## Objective
Gather all lines with "name" from the records.

## Supplied records
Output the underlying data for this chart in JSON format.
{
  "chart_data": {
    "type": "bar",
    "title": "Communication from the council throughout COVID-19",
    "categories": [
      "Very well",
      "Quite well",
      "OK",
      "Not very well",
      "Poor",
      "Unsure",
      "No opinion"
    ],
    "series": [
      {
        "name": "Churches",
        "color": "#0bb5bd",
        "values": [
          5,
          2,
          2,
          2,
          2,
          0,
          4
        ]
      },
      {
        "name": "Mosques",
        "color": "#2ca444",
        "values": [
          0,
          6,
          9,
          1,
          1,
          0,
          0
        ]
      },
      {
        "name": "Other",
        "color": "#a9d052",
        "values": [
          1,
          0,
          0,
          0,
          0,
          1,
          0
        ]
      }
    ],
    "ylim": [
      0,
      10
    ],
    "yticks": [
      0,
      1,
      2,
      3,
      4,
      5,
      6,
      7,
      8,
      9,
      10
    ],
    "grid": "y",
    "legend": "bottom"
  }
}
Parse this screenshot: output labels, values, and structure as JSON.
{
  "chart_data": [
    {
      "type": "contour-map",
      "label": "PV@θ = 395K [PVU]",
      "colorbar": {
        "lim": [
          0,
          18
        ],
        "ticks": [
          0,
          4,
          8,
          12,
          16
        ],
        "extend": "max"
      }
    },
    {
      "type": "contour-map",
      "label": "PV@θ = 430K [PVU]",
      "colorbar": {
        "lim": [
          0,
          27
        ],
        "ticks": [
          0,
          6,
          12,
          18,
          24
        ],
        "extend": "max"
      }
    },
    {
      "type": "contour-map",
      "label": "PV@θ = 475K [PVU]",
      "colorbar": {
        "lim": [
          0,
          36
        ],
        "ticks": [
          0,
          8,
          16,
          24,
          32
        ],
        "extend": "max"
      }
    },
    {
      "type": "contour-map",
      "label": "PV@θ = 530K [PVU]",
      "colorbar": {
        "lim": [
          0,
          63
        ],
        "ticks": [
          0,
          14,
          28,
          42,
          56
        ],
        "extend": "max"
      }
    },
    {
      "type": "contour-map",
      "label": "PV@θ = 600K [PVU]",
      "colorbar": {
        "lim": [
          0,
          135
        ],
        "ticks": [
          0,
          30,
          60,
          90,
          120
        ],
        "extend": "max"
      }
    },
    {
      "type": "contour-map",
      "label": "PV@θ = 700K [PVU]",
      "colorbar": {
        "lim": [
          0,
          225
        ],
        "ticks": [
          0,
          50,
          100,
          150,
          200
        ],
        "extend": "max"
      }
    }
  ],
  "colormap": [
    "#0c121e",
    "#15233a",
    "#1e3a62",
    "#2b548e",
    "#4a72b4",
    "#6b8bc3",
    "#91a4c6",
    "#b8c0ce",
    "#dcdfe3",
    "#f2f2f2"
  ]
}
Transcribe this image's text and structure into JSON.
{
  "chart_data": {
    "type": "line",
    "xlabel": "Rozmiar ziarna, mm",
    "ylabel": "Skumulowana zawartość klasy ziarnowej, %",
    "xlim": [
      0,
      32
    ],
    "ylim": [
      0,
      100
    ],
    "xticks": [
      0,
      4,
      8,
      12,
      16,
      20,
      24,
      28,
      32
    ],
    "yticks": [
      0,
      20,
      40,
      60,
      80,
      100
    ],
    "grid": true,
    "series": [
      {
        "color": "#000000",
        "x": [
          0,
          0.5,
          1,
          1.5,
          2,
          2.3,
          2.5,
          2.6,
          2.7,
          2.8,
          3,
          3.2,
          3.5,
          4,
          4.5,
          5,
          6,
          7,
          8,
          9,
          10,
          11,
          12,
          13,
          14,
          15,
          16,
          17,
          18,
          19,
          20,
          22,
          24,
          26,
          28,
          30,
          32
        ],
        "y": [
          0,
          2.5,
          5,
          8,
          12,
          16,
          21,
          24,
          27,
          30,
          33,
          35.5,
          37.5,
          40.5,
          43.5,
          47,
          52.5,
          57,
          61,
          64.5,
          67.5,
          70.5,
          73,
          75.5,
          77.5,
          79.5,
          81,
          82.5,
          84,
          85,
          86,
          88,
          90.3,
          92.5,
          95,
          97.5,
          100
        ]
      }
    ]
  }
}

## Written solution
        "name": "Churches",
        "name": "Mosques",
        "name": "Other",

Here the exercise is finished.